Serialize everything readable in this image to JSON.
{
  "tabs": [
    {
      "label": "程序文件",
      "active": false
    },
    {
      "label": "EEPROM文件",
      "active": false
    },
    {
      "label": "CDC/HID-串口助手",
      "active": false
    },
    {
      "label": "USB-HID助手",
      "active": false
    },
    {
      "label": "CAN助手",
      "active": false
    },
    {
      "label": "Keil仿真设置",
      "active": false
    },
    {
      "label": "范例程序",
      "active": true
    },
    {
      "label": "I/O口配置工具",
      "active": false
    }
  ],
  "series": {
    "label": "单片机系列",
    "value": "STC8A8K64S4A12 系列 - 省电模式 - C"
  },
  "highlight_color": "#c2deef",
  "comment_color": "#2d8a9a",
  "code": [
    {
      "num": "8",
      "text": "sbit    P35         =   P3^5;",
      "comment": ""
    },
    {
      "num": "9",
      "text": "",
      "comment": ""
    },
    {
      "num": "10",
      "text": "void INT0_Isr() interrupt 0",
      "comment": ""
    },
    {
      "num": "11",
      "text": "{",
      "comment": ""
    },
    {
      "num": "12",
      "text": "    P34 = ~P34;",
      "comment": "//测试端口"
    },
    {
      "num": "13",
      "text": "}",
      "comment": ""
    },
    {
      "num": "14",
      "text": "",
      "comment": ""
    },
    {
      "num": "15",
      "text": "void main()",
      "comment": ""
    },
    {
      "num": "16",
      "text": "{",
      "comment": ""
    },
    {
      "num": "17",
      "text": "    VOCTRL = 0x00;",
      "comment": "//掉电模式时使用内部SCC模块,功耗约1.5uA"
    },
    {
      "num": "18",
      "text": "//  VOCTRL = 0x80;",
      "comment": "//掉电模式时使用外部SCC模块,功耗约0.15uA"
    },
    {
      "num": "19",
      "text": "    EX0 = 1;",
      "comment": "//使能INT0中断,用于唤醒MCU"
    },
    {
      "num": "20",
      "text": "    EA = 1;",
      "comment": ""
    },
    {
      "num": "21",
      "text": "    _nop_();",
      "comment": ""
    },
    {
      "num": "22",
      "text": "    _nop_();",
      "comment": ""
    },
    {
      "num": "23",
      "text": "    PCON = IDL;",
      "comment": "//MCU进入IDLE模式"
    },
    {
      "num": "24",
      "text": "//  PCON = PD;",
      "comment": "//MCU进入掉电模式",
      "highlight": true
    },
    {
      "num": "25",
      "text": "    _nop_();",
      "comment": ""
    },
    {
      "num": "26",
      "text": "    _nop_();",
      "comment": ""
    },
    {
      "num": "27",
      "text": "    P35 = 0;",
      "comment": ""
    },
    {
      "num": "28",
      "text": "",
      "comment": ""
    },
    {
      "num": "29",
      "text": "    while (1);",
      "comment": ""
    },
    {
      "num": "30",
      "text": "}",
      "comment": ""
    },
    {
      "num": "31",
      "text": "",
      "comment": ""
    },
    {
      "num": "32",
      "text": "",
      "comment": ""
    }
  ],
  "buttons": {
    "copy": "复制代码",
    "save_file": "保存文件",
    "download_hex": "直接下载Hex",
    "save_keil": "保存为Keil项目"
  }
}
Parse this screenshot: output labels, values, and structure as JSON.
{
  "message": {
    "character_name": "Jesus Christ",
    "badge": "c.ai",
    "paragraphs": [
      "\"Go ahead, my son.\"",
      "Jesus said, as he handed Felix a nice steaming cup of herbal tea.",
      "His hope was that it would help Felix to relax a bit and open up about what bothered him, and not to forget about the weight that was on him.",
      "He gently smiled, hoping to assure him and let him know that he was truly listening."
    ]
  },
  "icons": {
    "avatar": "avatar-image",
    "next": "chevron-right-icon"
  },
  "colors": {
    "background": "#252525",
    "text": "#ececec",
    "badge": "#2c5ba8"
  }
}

DESCRIPTION OF THE TASK:
Scan the data for the word "that" and copy every line where it shows up.

RESPONSE:
      "His hope was that it would help Felix to relax a bit and open up about what bothered him, and not to forget about the weight that was on him.",
      "He gently smiled, hoping to assure him and let him know that he was truly listening."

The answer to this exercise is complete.